## RECORD LIST
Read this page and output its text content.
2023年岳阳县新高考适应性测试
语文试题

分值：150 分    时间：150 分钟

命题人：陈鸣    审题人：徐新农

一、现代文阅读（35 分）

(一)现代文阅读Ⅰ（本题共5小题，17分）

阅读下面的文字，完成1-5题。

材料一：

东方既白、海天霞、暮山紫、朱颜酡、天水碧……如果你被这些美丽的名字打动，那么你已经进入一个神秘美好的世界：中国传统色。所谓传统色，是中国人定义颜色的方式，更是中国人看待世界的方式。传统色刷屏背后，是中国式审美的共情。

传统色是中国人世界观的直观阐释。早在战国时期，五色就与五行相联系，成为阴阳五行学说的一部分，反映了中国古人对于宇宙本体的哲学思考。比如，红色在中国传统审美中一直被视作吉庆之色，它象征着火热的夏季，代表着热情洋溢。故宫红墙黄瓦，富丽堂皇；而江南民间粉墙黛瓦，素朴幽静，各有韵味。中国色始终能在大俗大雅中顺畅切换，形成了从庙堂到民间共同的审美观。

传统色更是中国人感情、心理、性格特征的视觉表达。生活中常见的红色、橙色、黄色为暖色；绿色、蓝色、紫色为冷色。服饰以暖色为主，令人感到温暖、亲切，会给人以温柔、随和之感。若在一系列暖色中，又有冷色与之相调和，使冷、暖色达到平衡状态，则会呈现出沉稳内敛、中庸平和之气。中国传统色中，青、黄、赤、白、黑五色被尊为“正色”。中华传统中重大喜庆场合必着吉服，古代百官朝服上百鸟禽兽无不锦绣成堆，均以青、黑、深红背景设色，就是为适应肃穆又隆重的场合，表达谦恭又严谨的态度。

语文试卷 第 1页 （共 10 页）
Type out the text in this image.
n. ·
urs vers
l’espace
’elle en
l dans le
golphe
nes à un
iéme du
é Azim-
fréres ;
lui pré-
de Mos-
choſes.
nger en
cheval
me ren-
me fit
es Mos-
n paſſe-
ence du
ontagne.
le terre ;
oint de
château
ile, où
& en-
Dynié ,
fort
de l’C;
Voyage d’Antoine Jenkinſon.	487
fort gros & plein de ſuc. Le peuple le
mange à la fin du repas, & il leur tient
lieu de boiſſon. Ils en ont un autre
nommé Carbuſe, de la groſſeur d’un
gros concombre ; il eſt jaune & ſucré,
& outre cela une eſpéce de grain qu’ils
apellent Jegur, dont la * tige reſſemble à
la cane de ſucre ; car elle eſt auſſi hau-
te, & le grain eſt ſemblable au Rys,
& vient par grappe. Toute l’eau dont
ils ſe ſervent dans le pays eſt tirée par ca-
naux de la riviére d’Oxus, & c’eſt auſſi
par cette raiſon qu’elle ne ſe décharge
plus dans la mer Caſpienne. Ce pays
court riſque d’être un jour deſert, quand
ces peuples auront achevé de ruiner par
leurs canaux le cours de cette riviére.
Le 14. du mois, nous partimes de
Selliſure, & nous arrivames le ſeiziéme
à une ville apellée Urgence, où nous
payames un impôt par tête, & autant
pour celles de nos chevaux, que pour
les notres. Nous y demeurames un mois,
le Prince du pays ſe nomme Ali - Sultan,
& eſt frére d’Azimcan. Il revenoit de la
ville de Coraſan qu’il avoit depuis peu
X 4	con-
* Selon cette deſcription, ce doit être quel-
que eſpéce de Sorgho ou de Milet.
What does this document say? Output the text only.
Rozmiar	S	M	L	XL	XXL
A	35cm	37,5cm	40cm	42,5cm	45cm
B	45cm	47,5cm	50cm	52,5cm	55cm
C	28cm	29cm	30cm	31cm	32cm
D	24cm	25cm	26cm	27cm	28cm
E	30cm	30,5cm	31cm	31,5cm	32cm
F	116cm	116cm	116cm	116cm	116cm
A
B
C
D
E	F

## DIRECTION
Return the lines of the records that include the string "grain".

## FULL RESPONSE
& outre cela une eſpéce de grain qu’ils
te, & le grain eſt ſemblable au Rys,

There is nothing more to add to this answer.